RECORDS PROVIDED>
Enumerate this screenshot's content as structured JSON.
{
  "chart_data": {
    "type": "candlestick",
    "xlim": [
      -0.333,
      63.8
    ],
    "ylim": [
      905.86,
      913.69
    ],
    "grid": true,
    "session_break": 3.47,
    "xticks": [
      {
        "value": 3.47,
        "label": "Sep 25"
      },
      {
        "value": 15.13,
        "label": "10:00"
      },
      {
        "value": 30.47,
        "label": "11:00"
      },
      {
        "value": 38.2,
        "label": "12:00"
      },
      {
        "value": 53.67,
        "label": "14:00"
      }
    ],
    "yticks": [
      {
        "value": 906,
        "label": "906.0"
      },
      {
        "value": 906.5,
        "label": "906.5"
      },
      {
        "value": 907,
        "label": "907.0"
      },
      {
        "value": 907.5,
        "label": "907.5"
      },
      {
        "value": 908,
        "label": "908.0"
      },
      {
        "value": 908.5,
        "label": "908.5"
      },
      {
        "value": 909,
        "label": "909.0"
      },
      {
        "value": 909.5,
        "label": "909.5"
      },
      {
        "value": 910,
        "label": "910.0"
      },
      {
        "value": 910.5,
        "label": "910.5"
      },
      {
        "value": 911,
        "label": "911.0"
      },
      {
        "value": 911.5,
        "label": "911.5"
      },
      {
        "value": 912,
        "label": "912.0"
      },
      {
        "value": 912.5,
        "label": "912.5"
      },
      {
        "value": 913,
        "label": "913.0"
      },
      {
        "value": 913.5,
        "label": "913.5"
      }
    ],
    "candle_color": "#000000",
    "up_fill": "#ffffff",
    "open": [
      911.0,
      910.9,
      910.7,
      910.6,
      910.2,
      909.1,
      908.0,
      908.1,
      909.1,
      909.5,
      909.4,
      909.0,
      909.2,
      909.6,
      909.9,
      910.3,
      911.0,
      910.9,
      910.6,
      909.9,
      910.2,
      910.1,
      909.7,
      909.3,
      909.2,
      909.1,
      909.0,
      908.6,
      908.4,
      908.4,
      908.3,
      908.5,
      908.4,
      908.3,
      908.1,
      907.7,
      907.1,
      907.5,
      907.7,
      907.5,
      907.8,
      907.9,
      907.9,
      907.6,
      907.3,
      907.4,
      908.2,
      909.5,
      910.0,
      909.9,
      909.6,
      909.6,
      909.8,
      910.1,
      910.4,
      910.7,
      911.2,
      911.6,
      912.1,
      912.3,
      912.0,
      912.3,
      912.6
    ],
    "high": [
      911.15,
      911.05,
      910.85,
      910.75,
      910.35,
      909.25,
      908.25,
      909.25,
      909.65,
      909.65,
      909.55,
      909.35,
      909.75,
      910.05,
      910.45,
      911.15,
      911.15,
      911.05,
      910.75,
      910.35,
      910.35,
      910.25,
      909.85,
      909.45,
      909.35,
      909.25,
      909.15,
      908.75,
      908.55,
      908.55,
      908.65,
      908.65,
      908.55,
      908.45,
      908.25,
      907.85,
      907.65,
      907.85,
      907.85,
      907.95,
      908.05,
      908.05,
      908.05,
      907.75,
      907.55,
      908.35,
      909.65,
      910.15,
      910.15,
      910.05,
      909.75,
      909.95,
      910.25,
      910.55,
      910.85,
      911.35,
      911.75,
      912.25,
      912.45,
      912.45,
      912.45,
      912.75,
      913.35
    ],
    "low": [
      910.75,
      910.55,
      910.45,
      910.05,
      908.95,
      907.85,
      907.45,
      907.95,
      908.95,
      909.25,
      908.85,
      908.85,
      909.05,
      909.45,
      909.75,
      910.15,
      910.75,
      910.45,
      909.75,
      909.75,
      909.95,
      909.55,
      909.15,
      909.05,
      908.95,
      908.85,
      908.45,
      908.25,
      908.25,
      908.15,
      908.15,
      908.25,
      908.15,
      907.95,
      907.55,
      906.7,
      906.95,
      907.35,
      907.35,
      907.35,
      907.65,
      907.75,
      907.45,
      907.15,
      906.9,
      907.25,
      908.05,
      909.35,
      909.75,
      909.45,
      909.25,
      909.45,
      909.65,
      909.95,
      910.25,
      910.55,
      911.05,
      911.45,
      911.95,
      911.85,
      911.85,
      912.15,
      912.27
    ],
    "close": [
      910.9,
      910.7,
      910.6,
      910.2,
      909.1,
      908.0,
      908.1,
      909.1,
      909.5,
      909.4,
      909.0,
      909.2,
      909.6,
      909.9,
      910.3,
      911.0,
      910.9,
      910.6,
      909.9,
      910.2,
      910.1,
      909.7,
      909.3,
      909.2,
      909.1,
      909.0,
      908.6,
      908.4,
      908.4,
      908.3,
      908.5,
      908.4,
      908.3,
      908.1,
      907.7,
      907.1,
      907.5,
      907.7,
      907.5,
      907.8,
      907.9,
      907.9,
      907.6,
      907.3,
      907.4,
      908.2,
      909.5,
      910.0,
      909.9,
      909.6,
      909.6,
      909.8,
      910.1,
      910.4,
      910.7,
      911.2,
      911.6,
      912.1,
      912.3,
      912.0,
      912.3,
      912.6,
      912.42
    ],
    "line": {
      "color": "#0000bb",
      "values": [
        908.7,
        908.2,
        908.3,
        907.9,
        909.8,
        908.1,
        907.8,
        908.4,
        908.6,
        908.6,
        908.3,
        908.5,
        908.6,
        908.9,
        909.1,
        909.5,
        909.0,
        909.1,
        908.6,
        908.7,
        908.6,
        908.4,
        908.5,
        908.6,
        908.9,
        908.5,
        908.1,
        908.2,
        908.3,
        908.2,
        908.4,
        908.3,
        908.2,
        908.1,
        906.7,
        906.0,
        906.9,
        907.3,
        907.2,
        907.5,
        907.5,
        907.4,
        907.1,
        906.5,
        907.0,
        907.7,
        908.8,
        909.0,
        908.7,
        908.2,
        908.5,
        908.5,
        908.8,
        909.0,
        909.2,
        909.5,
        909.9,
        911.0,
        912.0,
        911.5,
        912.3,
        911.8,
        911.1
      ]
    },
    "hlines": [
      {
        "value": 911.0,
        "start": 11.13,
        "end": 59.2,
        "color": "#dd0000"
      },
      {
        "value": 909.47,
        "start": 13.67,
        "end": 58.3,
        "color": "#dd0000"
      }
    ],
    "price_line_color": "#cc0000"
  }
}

DIRECTIONS FOR THIS TASK> Using the material above, print every entry exactly as written.

COMPLETED TASK>
Enumerate this screenshot's content as structured JSON.
{
  "chart_data": {
    "type": "candlestick",
    "xlim": [
      -0.333,
      63.8
    ],
    "ylim": [
      905.86,
      913.69
    ],
    "grid": true,
    "session_break": 3.47,
    "xticks": [
      {
        "value": 3.47,
        "label": "Sep 25"
      },
      {
        "value": 15.13,
        "label": "10:00"
      },
      {
        "value": 30.47,
        "label": "11:00"
      },
      {
        "value": 38.2,
        "label": "12:00"
      },
      {
        "value": 53.67,
        "label": "14:00"
      }
    ],
    "yticks": [
      {
        "value": 906,
        "label": "906.0"
      },
      {
        "value": 906.5,
        "label": "906.5"
      },
      {
        "value": 907,
        "label": "907.0"
      },
      {
        "value": 907.5,
        "label": "907.5"
      },
      {
        "value": 908,
        "label": "908.0"
      },
      {
        "value": 908.5,
        "label": "908.5"
      },
      {
        "value": 909,
        "label": "909.0"
      },
      {
        "value": 909.5,
        "label": "909.5"
      },
      {
        "value": 910,
        "label": "910.0"
      },
      {
        "value": 910.5,
        "label": "910.5"
      },
      {
        "value": 911,
        "label": "911.0"
      },
      {
        "value": 911.5,
        "label": "911.5"
      },
      {
        "value": 912,
        "label": "912.0"
      },
      {
        "value": 912.5,
        "label": "912.5"
      },
      {
        "value": 913,
        "label": "913.0"
      },
      {
        "value": 913.5,
        "label": "913.5"
      }
    ],
    "candle_color": "#000000",
    "up_fill": "#ffffff",
    "open": [
      911.0,
      910.9,
      910.7,
      910.6,
      910.2,
      909.1,
      908.0,
      908.1,
      909.1,
      909.5,
      909.4,
      909.0,
      909.2,
      909.6,
      909.9,
      910.3,
      911.0,
      910.9,
      910.6,
      909.9,
      910.2,
      910.1,
      909.7,
      909.3,
      909.2,
      909.1,
      909.0,
      908.6,
      908.4,
      908.4,
      908.3,
      908.5,
      908.4,
      908.3,
      908.1,
      907.7,
      907.1,
      907.5,
      907.7,
      907.5,
      907.8,
      907.9,
      907.9,
      907.6,
      907.3,
      907.4,
      908.2,
      909.5,
      910.0,
      909.9,
      909.6,
      909.6,
      909.8,
      910.1,
      910.4,
      910.7,
      911.2,
      911.6,
      912.1,
      912.3,
      912.0,
      912.3,
      912.6
    ],
    "high": [
      911.15,
      911.05,
      910.85,
      910.75,
      910.35,
      909.25,
      908.25,
      909.25,
      909.65,
      909.65,
      909.55,
      909.35,
      909.75,
      910.05,
      910.45,
      911.15,
      911.15,
      911.05,
      910.75,
      910.35,
      910.35,
      910.25,
      909.85,
      909.45,
      909.35,
      909.25,
      909.15,
      908.75,
      908.55,
      908.55,
      908.65,
      908.65,
      908.55,
      908.45,
      908.25,
      907.85,
      907.65,
      907.85,
      907.85,
      907.95,
      908.05,
      908.05,
      908.05,
      907.75,
      907.55,
      908.35,
      909.65,
      910.15,
      910.15,
      910.05,
      909.75,
      909.95,
      910.25,
      910.55,
      910.85,
      911.35,
      911.75,
      912.25,
      912.45,
      912.45,
      912.45,
      912.75,
      913.35
    ],
    "low": [
      910.75,
      910.55,
      910.45,
      910.05,
      908.95,
      907.85,
      907.45,
      907.95,
      908.95,
      909.25,
      908.85,
      908.85,
      909.05,
      909.45,
      909.75,
      910.15,
      910.75,
      910.45,
      909.75,
      909.75,
      909.95,
      909.55,
      909.15,
      909.05,
      908.95,
      908.85,
      908.45,
      908.25,
      908.25,
      908.15,
      908.15,
      908.25,
      908.15,
      907.95,
      907.55,
      906.7,
      906.95,
      907.35,
      907.35,
      907.35,
      907.65,
      907.75,
      907.45,
      907.15,
      906.9,
      907.25,
      908.05,
      909.35,
      909.75,
      909.45,
      909.25,
      909.45,
      909.65,
      909.95,
      910.25,
      910.55,
      911.05,
      911.45,
      911.95,
      911.85,
      911.85,
      912.15,
      912.27
    ],
    "close": [
      910.9,
      910.7,
      910.6,
      910.2,
      909.1,
      908.0,
      908.1,
      909.1,
      909.5,
      909.4,
      909.0,
      909.2,
      909.6,
      909.9,
      910.3,
      911.0,
      910.9,
      910.6,
      909.9,
      910.2,
      910.1,
      909.7,
      909.3,
      909.2,
      909.1,
      909.0,
      908.6,
      908.4,
      908.4,
      908.3,
      908.5,
      908.4,
      908.3,
      908.1,
      907.7,
      907.1,
      907.5,
      907.7,
      907.5,
      907.8,
      907.9,
      907.9,
      907.6,
      907.3,
      907.4,
      908.2,
      909.5,
      910.0,
      909.9,
      909.6,
      909.6,
      909.8,
      910.1,
      910.4,
      910.7,
      911.2,
      911.6,
      912.1,
      912.3,
      912.0,
      912.3,
      912.6,
      912.42
    ],
    "line": {
      "color": "#0000bb",
      "values": [
        908.7,
        908.2,
        908.3,
        907.9,
        909.8,
        908.1,
        907.8,
        908.4,
        908.6,
        908.6,
        908.3,
        908.5,
        908.6,
        908.9,
        909.1,
        909.5,
        909.0,
        909.1,
        908.6,
        908.7,
        908.6,
        908.4,
        908.5,
        908.6,
        908.9,
        908.5,
        908.1,
        908.2,
        908.3,
        908.2,
        908.4,
        908.3,
        908.2,
        908.1,
        906.7,
        906.0,
        906.9,
        907.3,
        907.2,
        907.5,
        907.5,
        907.4,
        907.1,
        906.5,
        907.0,
        907.7,
        908.8,
        909.0,
        908.7,
        908.2,
        908.5,
        908.5,
        908.8,
        909.0,
        909.2,
        909.5,
        909.9,
        911.0,
        912.0,
        911.5,
        912.3,
        911.8,
        911.1
      ]
    },
    "hlines": [
      {
        "value": 911.0,
        "start": 11.13,
        "end": 59.2,
        "color": "#dd0000"
      },
      {
        "value": 909.47,
        "start": 13.67,
        "end": 58.3,
        "color": "#dd0000"
      }
    ],
    "price_line_color": "#cc0000"
  }
}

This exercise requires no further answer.